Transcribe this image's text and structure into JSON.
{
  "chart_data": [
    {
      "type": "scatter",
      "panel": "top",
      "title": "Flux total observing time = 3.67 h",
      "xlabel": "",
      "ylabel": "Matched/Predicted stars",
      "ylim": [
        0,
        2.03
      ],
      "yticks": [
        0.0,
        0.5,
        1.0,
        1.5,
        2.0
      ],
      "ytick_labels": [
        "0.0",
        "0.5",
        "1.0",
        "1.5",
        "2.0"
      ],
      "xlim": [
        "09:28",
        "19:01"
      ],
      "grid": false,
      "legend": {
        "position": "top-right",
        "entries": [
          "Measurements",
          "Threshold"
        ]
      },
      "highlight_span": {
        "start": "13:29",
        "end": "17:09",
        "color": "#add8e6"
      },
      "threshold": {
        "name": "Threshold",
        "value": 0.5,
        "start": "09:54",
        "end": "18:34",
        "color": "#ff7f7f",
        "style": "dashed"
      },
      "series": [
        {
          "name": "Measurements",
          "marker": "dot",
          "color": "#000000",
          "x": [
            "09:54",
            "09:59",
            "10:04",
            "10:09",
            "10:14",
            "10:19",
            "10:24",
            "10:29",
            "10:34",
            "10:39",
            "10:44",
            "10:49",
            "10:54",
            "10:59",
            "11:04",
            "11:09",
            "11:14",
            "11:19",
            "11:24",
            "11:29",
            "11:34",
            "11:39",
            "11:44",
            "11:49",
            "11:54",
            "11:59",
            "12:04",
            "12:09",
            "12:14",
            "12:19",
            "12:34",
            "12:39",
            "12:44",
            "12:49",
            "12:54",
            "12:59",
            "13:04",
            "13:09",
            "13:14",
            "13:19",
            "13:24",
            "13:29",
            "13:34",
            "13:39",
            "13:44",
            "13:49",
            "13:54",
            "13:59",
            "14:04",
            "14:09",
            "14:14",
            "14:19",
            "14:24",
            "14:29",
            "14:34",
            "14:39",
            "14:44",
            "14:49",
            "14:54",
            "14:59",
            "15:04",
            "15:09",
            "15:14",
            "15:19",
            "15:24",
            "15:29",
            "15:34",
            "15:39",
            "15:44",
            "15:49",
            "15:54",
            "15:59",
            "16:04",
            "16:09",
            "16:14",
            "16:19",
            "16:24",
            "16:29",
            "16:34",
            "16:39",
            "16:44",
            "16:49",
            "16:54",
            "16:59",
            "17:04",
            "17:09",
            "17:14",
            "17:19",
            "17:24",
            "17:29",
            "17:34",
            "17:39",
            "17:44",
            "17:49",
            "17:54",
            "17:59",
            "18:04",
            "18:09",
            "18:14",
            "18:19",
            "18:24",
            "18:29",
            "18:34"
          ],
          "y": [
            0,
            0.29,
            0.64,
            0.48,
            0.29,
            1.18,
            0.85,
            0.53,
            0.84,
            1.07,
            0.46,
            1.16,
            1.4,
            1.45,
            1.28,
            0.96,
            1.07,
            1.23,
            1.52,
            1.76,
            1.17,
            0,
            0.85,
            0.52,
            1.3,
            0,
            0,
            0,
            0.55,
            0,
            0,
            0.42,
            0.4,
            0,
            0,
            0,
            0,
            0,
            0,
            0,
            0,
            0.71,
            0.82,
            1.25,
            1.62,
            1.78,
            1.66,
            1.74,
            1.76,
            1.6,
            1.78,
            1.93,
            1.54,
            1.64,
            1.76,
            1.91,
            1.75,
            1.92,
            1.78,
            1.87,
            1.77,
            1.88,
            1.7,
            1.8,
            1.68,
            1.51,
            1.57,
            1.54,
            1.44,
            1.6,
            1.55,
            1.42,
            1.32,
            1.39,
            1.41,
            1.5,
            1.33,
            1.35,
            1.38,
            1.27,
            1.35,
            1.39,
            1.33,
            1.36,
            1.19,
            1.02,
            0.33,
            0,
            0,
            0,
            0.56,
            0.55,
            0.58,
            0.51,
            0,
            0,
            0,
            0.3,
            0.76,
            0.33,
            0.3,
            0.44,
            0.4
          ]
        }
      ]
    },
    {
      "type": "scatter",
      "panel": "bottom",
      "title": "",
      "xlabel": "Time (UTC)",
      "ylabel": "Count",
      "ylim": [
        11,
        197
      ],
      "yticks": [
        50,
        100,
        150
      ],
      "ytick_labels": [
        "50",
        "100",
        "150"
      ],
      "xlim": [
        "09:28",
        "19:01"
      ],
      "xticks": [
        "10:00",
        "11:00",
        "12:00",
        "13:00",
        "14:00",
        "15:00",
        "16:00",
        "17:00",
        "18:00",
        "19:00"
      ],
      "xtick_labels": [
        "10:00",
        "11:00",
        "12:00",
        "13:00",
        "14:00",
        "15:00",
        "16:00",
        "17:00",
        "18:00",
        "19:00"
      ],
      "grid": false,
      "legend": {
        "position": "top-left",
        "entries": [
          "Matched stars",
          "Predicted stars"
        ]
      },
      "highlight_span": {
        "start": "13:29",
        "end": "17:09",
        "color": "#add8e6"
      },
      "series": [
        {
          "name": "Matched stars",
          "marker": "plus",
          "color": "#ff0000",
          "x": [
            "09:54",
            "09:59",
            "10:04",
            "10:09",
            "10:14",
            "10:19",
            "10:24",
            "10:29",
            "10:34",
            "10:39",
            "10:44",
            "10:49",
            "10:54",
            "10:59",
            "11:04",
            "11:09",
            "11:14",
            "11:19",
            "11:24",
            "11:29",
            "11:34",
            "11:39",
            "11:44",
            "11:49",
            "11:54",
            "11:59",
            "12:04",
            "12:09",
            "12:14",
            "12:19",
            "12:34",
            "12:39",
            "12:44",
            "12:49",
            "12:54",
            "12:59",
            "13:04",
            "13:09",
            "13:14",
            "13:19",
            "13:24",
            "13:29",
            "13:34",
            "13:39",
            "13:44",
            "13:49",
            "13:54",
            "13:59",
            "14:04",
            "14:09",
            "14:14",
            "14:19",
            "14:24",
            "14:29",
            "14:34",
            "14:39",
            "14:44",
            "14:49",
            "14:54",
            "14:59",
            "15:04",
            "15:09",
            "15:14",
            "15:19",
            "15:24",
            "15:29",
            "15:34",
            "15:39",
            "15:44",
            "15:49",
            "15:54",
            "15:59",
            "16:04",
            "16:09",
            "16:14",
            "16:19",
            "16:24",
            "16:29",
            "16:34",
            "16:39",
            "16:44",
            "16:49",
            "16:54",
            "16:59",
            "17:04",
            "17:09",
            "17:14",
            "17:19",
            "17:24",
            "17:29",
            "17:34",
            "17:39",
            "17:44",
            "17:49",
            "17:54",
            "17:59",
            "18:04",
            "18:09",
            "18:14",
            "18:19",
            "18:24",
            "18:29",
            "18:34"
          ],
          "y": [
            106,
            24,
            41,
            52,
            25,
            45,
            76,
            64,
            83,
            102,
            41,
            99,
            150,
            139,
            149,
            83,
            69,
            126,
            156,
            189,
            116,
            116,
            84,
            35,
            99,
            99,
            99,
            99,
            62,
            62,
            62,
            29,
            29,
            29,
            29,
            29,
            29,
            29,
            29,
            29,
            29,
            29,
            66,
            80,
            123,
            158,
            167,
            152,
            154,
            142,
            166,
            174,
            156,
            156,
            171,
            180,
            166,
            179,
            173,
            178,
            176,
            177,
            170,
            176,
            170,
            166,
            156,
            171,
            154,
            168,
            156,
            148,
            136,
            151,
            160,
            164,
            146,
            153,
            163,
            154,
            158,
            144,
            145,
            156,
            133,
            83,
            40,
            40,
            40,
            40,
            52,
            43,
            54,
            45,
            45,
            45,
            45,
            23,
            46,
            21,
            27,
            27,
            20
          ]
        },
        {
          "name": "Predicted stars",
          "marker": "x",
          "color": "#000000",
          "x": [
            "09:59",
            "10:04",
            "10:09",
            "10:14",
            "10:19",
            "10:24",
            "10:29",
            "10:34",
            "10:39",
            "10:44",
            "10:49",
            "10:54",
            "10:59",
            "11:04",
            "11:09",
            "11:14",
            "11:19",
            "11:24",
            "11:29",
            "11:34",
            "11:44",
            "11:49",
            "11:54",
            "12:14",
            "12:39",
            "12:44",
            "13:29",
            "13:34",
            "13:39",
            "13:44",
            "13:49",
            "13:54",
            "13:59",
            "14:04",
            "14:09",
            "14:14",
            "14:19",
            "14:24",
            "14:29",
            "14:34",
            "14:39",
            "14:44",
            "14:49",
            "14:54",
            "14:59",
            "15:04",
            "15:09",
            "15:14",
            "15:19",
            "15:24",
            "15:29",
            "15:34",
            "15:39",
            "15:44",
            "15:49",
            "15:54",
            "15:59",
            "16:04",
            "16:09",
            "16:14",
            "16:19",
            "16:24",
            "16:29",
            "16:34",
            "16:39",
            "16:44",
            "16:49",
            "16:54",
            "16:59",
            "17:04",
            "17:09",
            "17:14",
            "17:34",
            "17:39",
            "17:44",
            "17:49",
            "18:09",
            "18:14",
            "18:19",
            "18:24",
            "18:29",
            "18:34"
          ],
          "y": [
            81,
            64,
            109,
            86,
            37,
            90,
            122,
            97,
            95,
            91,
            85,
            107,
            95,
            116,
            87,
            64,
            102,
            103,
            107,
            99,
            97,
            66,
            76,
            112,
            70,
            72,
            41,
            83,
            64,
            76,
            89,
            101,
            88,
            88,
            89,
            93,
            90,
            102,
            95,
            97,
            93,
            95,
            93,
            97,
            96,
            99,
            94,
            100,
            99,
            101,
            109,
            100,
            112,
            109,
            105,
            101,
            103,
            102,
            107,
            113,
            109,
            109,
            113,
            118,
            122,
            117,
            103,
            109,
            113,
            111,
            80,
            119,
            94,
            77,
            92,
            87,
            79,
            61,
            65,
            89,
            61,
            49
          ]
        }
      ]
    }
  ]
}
********************
SET EXERCISE — Using the listing above, pull out all lines that hold the word "stars".

WRITTEN ANSWER —
      "ylabel": "Matched/Predicted stars",
          "Matched stars",
          "Predicted stars"
          "name": "Matched stars",
          "name": "Predicted stars",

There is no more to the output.